PROVIDED INFORMATION:
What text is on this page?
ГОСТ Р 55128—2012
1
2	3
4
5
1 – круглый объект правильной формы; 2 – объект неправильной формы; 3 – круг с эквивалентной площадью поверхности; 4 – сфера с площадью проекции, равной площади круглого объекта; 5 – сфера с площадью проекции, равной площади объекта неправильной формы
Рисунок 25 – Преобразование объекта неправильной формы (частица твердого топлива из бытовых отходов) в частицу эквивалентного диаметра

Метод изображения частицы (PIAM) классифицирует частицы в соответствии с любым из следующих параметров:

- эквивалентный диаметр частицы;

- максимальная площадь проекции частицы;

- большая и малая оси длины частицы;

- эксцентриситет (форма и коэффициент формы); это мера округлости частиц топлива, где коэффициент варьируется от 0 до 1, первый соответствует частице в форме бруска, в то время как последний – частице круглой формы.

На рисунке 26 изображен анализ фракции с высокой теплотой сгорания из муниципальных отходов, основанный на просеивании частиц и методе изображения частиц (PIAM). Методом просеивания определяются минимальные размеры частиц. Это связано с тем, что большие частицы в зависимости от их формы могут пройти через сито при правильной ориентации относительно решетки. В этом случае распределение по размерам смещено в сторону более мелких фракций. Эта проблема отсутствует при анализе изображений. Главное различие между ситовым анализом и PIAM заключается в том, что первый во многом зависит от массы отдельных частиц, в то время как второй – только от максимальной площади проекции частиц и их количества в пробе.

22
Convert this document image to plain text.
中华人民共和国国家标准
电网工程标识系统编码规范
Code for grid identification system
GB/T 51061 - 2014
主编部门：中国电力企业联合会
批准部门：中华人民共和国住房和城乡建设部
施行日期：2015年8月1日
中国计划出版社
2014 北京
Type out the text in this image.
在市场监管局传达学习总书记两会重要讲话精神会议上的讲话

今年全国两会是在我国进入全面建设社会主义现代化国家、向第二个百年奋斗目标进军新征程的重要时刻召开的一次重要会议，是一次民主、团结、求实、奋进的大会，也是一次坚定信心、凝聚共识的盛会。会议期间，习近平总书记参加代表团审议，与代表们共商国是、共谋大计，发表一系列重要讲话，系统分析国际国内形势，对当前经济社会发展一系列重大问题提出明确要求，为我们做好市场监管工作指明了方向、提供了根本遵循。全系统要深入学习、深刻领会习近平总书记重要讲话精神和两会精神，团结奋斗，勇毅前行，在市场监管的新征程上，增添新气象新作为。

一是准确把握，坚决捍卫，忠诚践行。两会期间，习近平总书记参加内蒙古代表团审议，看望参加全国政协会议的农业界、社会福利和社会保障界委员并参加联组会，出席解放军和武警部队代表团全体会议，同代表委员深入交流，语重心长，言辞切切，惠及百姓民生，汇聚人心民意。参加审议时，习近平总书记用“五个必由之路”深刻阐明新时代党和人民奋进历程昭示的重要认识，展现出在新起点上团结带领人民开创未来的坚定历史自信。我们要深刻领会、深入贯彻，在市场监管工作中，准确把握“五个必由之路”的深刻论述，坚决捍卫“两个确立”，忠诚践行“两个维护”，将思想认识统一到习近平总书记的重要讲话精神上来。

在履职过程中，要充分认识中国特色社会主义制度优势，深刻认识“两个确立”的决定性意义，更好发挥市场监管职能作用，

WHAT YOU ARE ASKED TO DO:
Go through the material and copy out every line with "отходов" in it.

ANSWER TO THIS PROBLEM:
Рисунок 25 – Преобразование объекта неправильной формы (частица твердого топлива из бытовых отходов) в частицу эквивалентного диаметра
На рисунке 26 изображен анализ фракции с высокой теплотой сгорания из муниципальных отходов, основанный на просеивании частиц и методе изображения частиц (PIAM). Методом просеивания определяются минимальные размеры частиц. Это связано с тем, что большие частицы в зависимости от их формы могут пройти через сито при правильной ориентации относительно решетки. В этом случае распределение по размерам смещено в сторону более мелких фракций. Эта проблема отсутствует при анализе изображений. Главное различие между ситовым анализом и PIAM заключается в том, что первый во многом зависит от массы отдельных частиц, в то время как второй – только от максимальной площади проекции частиц и их количества в пробе.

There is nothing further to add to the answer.